━━ Data for this exercise

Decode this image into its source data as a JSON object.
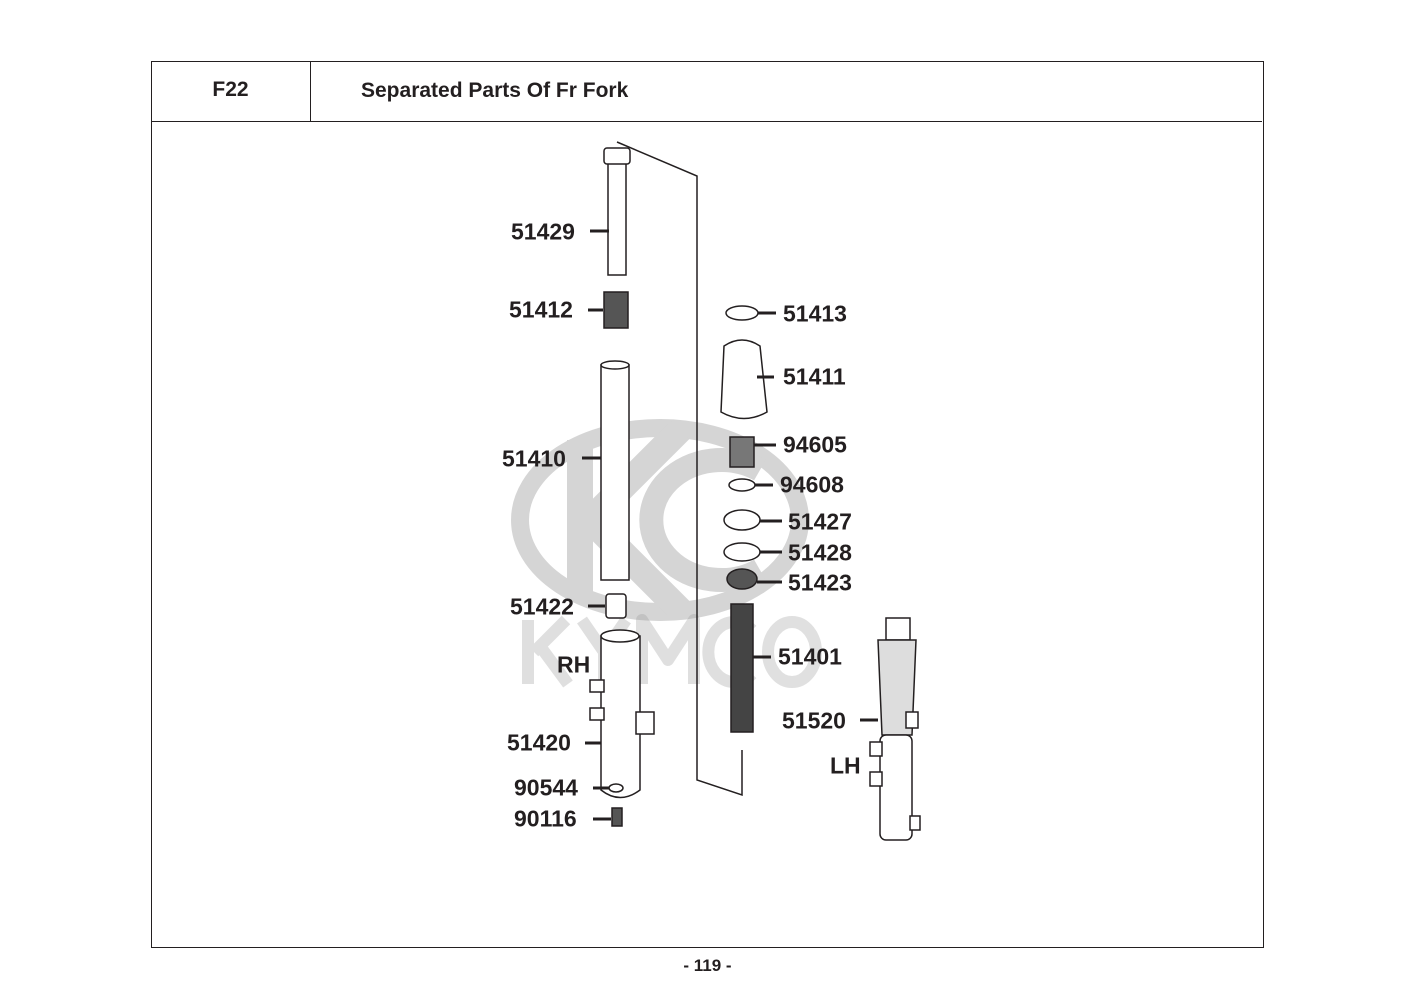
{
  "header": {
    "code": "F22",
    "title": "Separated Parts Of Fr Fork"
  },
  "watermark": "KYMCO",
  "parts": [
    {
      "number": "51429"
    },
    {
      "number": "51412"
    },
    {
      "number": "51410"
    },
    {
      "number": "51422"
    },
    {
      "number": "51420"
    },
    {
      "number": "90544"
    },
    {
      "number": "90116"
    },
    {
      "number": "51413"
    },
    {
      "number": "51411"
    },
    {
      "number": "94605"
    },
    {
      "number": "94608"
    },
    {
      "number": "51427"
    },
    {
      "number": "51428"
    },
    {
      "number": "51423"
    },
    {
      "number": "51401"
    },
    {
      "number": "51520"
    }
  ],
  "side_labels": {
    "right": "RH",
    "left": "LH"
  },
  "page_number": "- 119 -"
}
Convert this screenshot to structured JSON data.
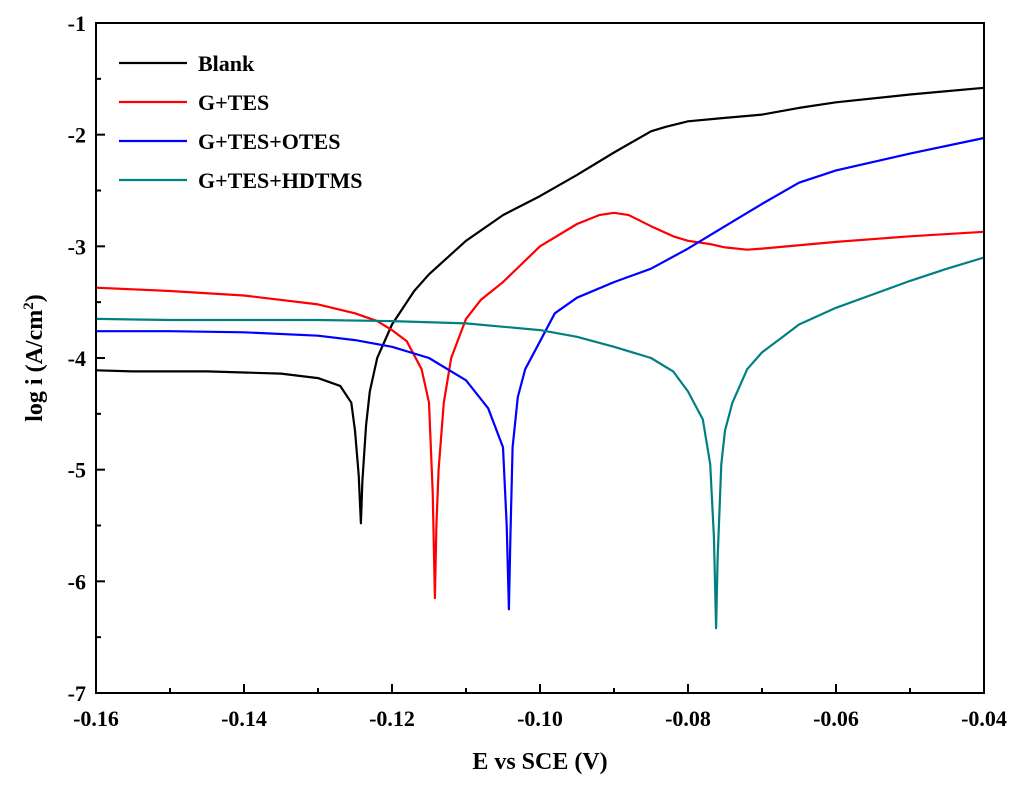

━━━━

◆ Problem requirements
Your task is to transcribe all of the records precisely, with no images included.

◆ Exercise answer
Decode this image into its source data as a JSON object.
{
  "header": {
    "code": "F22",
    "title": "Separated Parts Of Fr Fork"
  },
  "watermark": "KYMCO",
  "parts": [
    {
      "number": "51429"
    },
    {
      "number": "51412"
    },
    {
      "number": "51410"
    },
    {
      "number": "51422"
    },
    {
      "number": "51420"
    },
    {
      "number": "90544"
    },
    {
      "number": "90116"
    },
    {
      "number": "51413"
    },
    {
      "number": "51411"
    },
    {
      "number": "94605"
    },
    {
      "number": "94608"
    },
    {
      "number": "51427"
    },
    {
      "number": "51428"
    },
    {
      "number": "51423"
    },
    {
      "number": "51401"
    },
    {
      "number": "51520"
    }
  ],
  "side_labels": {
    "right": "RH",
    "left": "LH"
  },
  "page_number": "- 119 -"
}
Convert this screenshot to structured JSON data.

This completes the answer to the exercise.